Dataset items
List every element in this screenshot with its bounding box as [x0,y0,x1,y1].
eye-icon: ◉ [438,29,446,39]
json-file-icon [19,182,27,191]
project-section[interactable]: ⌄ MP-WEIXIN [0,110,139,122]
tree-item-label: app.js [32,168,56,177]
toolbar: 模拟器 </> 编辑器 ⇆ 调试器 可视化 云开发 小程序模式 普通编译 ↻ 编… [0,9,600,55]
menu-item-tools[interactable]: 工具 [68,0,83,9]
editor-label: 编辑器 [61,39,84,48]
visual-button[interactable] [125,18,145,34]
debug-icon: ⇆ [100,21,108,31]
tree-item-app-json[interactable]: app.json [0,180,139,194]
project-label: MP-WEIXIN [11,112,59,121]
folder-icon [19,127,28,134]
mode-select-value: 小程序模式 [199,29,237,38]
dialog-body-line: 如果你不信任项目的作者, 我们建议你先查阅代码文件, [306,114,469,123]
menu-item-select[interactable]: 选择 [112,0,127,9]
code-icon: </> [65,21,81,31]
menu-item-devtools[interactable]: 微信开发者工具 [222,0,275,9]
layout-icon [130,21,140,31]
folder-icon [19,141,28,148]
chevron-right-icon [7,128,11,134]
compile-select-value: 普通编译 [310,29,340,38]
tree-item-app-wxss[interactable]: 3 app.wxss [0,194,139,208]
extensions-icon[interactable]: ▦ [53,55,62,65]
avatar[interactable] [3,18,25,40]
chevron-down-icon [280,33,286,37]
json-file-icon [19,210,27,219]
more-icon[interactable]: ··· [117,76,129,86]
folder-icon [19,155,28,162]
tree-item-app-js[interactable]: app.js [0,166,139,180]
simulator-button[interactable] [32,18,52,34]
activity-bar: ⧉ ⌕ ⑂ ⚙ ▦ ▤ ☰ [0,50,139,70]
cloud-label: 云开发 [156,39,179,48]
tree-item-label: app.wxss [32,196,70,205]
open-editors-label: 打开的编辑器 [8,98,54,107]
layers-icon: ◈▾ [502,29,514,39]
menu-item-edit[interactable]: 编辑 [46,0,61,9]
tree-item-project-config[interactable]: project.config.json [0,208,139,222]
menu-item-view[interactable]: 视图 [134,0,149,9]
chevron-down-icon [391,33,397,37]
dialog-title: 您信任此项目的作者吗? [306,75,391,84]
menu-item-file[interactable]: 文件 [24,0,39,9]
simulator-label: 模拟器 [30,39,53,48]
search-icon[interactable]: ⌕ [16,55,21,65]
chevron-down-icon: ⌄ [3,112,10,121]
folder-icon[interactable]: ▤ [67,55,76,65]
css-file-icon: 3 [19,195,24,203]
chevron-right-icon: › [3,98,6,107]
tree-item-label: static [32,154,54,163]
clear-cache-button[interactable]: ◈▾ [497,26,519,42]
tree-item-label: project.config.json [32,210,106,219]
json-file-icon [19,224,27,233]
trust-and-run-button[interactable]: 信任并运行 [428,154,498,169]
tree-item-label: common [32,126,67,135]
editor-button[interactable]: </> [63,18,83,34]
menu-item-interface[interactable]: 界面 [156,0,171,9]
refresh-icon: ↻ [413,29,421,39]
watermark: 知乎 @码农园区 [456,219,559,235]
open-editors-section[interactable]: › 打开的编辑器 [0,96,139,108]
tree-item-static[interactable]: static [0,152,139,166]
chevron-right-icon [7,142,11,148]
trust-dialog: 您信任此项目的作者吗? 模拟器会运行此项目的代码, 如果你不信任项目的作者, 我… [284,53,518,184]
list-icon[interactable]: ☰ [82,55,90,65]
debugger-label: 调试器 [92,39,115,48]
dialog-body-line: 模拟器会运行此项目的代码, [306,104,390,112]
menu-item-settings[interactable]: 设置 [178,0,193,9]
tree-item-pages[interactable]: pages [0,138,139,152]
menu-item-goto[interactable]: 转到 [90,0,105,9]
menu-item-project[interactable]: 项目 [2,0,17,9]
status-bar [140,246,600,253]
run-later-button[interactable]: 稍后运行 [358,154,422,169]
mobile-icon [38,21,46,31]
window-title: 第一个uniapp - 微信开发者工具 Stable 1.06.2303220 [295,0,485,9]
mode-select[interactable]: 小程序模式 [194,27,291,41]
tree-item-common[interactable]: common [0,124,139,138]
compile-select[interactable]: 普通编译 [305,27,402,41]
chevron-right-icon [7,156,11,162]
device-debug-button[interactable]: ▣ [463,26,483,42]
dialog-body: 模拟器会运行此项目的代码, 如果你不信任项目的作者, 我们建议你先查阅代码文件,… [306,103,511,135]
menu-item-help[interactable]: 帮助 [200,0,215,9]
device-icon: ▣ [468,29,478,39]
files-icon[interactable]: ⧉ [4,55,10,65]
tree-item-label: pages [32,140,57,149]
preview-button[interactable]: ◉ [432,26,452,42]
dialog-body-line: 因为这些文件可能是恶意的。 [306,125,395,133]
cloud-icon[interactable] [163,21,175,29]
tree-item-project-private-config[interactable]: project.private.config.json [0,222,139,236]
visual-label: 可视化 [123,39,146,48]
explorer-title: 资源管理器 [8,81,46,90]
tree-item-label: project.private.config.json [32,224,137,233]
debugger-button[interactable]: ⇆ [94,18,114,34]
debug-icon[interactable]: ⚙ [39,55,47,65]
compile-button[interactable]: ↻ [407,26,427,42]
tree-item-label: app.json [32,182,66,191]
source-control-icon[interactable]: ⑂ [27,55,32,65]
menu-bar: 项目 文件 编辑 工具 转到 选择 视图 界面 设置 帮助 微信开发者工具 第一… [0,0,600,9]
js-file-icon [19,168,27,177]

# TASK OBJECTIVE:
Copy out the lines of the material verbatim, beginning with the first line and ending with the line that contains "folder-icon [19,141,28,148]".

# TASK SOLUTION:
List every element in this screenshot with its bounding box as [x0,y0,x1,y1].
eye-icon: ◉ [438,29,446,39]
json-file-icon [19,182,27,191]
project-section[interactable]: ⌄ MP-WEIXIN [0,110,139,122]
tree-item-label: app.js [32,168,56,177]
toolbar: 模拟器 </> 编辑器 ⇆ 调试器 可视化 云开发 小程序模式 普通编译 ↻ 编… [0,9,600,55]
menu-item-tools[interactable]: 工具 [68,0,83,9]
editor-label: 编辑器 [61,39,84,48]
visual-button[interactable] [125,18,145,34]
debug-icon: ⇆ [100,21,108,31]
tree-item-app-json[interactable]: app.json [0,180,139,194]
project-label: MP-WEIXIN [11,112,59,121]
folder-icon [19,127,28,134]
mode-select-value: 小程序模式 [199,29,237,38]
dialog-body-line: 如果你不信任项目的作者, 我们建议你先查阅代码文件, [306,114,469,123]
menu-item-select[interactable]: 选择 [112,0,127,9]
code-icon: </> [65,21,81,31]
menu-item-devtools[interactable]: 微信开发者工具 [222,0,275,9]
layout-icon [130,21,140,31]
folder-icon [19,141,28,148]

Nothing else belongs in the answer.